*Objective*: Copy out every record precisely.

*Entries supplied*:
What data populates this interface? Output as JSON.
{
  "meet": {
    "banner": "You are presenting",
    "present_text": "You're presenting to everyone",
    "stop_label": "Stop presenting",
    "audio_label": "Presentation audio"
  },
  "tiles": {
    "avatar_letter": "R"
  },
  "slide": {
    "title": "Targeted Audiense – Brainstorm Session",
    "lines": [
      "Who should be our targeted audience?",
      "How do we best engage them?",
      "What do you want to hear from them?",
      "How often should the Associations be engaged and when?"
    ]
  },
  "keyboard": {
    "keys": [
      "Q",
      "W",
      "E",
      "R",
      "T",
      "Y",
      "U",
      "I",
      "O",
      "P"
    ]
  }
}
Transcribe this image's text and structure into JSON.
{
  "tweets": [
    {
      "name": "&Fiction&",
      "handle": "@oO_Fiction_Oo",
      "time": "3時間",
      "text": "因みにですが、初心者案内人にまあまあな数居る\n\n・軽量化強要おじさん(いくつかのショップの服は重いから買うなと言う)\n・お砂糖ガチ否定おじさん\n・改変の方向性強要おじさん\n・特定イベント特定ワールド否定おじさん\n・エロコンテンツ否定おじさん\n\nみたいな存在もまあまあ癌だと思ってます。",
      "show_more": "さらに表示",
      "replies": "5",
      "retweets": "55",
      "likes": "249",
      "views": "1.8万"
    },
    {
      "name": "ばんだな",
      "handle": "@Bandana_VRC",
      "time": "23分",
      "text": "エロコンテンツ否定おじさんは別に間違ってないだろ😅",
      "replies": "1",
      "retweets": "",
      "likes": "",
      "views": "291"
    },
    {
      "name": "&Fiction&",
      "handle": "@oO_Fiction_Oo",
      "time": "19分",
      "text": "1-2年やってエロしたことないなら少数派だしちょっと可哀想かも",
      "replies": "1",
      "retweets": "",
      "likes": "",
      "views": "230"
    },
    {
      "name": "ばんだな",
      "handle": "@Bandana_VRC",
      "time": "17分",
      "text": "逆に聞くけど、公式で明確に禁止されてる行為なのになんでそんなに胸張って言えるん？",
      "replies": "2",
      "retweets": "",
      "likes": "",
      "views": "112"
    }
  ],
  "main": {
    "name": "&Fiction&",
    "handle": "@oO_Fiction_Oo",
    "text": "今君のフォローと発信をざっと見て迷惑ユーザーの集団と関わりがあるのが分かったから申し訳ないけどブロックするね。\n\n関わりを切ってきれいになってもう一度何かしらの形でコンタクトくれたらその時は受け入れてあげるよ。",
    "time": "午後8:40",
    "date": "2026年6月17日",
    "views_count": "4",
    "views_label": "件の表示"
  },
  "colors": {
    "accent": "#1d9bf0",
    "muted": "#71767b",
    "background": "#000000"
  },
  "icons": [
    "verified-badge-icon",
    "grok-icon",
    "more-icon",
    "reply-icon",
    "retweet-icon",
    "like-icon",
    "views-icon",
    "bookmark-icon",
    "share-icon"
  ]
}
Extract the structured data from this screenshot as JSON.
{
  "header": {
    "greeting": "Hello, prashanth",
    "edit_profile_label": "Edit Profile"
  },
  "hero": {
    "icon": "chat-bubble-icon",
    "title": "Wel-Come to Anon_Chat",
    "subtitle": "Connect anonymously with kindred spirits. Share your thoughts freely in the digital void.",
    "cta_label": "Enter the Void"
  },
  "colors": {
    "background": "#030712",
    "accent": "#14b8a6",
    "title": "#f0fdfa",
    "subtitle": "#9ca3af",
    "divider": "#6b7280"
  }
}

*The answer*:
What data populates this interface? Output as JSON.
{
  "meet": {
    "banner": "You are presenting",
    "present_text": "You're presenting to everyone",
    "stop_label": "Stop presenting",
    "audio_label": "Presentation audio"
  },
  "tiles": {
    "avatar_letter": "R"
  },
  "slide": {
    "title": "Targeted Audiense – Brainstorm Session",
    "lines": [
      "Who should be our targeted audience?",
      "How do we best engage them?",
      "What do you want to hear from them?",
      "How often should the Associations be engaged and when?"
    ]
  },
  "keyboard": {
    "keys": [
      "Q",
      "W",
      "E",
      "R",
      "T",
      "Y",
      "U",
      "I",
      "O",
      "P"
    ]
  }
}
Transcribe this image's text and structure into JSON.
{
  "tweets": [
    {
      "name": "&Fiction&",
      "handle": "@oO_Fiction_Oo",
      "time": "3時間",
      "text": "因みにですが、初心者案内人にまあまあな数居る\n\n・軽量化強要おじさん(いくつかのショップの服は重いから買うなと言う)\n・お砂糖ガチ否定おじさん\n・改変の方向性強要おじさん\n・特定イベント特定ワールド否定おじさん\n・エロコンテンツ否定おじさん\n\nみたいな存在もまあまあ癌だと思ってます。",
      "show_more": "さらに表示",
      "replies": "5",
      "retweets": "55",
      "likes": "249",
      "views": "1.8万"
    },
    {
      "name": "ばんだな",
      "handle": "@Bandana_VRC",
      "time": "23分",
      "text": "エロコンテンツ否定おじさんは別に間違ってないだろ😅",
      "replies": "1",
      "retweets": "",
      "likes": "",
      "views": "291"
    },
    {
      "name": "&Fiction&",
      "handle": "@oO_Fiction_Oo",
      "time": "19分",
      "text": "1-2年やってエロしたことないなら少数派だしちょっと可哀想かも",
      "replies": "1",
      "retweets": "",
      "likes": "",
      "views": "230"
    },
    {
      "name": "ばんだな",
      "handle": "@Bandana_VRC",
      "time": "17分",
      "text": "逆に聞くけど、公式で明確に禁止されてる行為なのになんでそんなに胸張って言えるん？",
      "replies": "2",
      "retweets": "",
      "likes": "",
      "views": "112"
    }
  ],
  "main": {
    "name": "&Fiction&",
    "handle": "@oO_Fiction_Oo",
    "text": "今君のフォローと発信をざっと見て迷惑ユーザーの集団と関わりがあるのが分かったから申し訳ないけどブロックするね。\n\n関わりを切ってきれいになってもう一度何かしらの形でコンタクトくれたらその時は受け入れてあげるよ。",
    "time": "午後8:40",
    "date": "2026年6月17日",
    "views_count": "4",
    "views_label": "件の表示"
  },
  "colors": {
    "accent": "#1d9bf0",
    "muted": "#71767b",
    "background": "#000000"
  },
  "icons": [
    "verified-badge-icon",
    "grok-icon",
    "more-icon",
    "reply-icon",
    "retweet-icon",
    "like-icon",
    "views-icon",
    "bookmark-icon",
    "share-icon"
  ]
}
Extract the structured data from this screenshot as JSON.
{
  "header": {
    "greeting": "Hello, prashanth",
    "edit_profile_label": "Edit Profile"
  },
  "hero": {
    "icon": "chat-bubble-icon",
    "title": "Wel-Come to Anon_Chat",
    "subtitle": "Connect anonymously with kindred spirits. Share your thoughts freely in the digital void.",
    "cta_label": "Enter the Void"
  },
  "colors": {
    "background": "#030712",
    "accent": "#14b8a6",
    "title": "#f0fdfa",
    "subtitle": "#9ca3af",
    "divider": "#6b7280"
  }
}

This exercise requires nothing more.